Stored records:

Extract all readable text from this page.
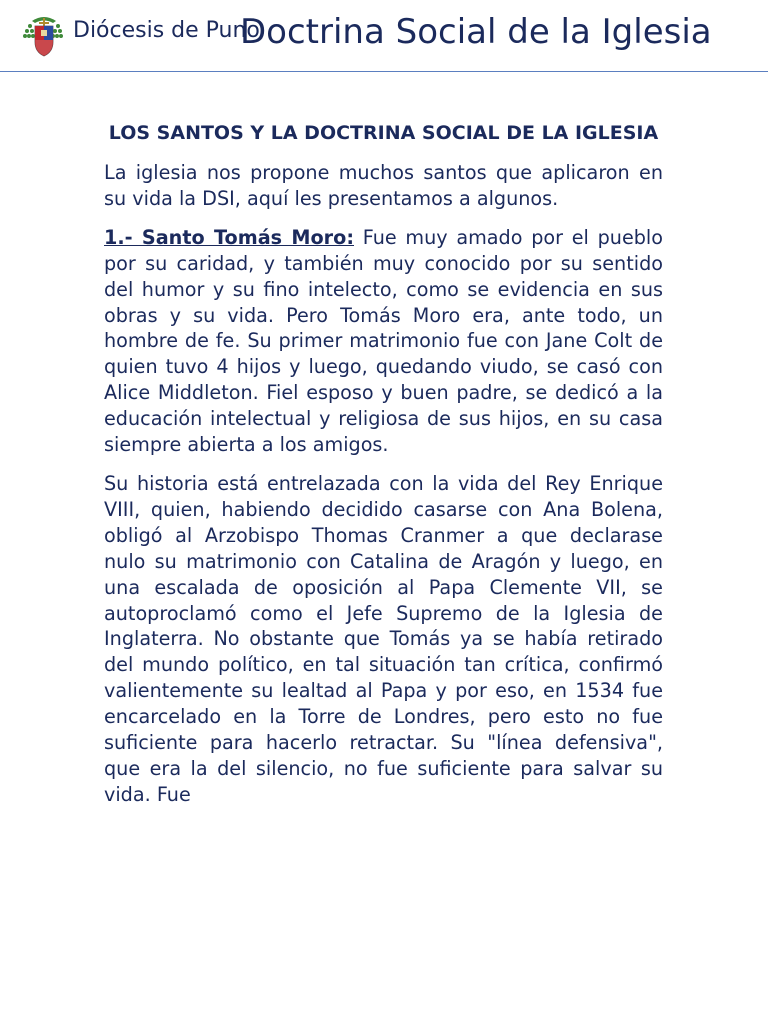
Diócesis de Puno
Doctrina Social de la Iglesia
LOS SANTOS Y LA DOCTRINA SOCIAL DE LA IGLESIA

La iglesia nos propone muchos santos que aplicaron en su vida la DSI, aquí les presentamos a algunos.

1.- Santo Tomás Moro: Fue muy amado por el pueblo por su caridad, y también muy conocido por su sentido del humor y su fino intelecto, como se evidencia en sus obras y su vida. Pero Tomás Moro era, ante todo, un hombre de fe. Su primer matrimonio fue con Jane Colt de quien tuvo 4 hijos y luego, quedando viudo, se casó con Alice Middleton. Fiel esposo y buen padre, se dedicó a la educación intelectual y religiosa de sus hijos, en su casa siempre abierta a los amigos.

Su historia está entrelazada con la vida del Rey Enrique VIII, quien, habiendo decidido casarse con Ana Bolena, obligó al Arzobispo Thomas Cranmer a que declarase nulo su matrimonio con Catalina de Aragón y luego, en una escalada de oposición al Papa Clemente VII, se autoproclamó como el Jefe Supremo de la Iglesia de Inglaterra. No obstante que Tomás ya se había retirado del mundo político, en tal situación tan crítica, confirmó valientemente su lealtad al Papa y por eso, en 1534 fue encarcelado en la Torre de Londres, pero esto no fue suficiente para hacerlo retractar. Su "línea defensiva", que era la del silencio, no fue suficiente para salvar su vida. Fue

What you need to do:
Write out the whole listing again, exactly, with no pictures.

Task solution:
Extract all readable text from this page.
Diócesis de Puno
Doctrina Social de la Iglesia
LOS SANTOS Y LA DOCTRINA SOCIAL DE LA IGLESIA

La iglesia nos propone muchos santos que aplicaron en su vida la DSI, aquí les presentamos a algunos.

1.- Santo Tomás Moro: Fue muy amado por el pueblo por su caridad, y también muy conocido por su sentido del humor y su fino intelecto, como se evidencia en sus obras y su vida. Pero Tomás Moro era, ante todo, un hombre de fe. Su primer matrimonio fue con Jane Colt de quien tuvo 4 hijos y luego, quedando viudo, se casó con Alice Middleton. Fiel esposo y buen padre, se dedicó a la educación intelectual y religiosa de sus hijos, en su casa siempre abierta a los amigos.

Su historia está entrelazada con la vida del Rey Enrique VIII, quien, habiendo decidido casarse con Ana Bolena, obligó al Arzobispo Thomas Cranmer a que declarase nulo su matrimonio con Catalina de Aragón y luego, en una escalada de oposición al Papa Clemente VII, se autoproclamó como el Jefe Supremo de la Iglesia de Inglaterra. No obstante que Tomás ya se había retirado del mundo político, en tal situación tan crítica, confirmó valientemente su lealtad al Papa y por eso, en 1534 fue encarcelado en la Torre de Londres, pero esto no fue suficiente para hacerlo retractar. Su "línea defensiva", que era la del silencio, no fue suficiente para salvar su vida. Fue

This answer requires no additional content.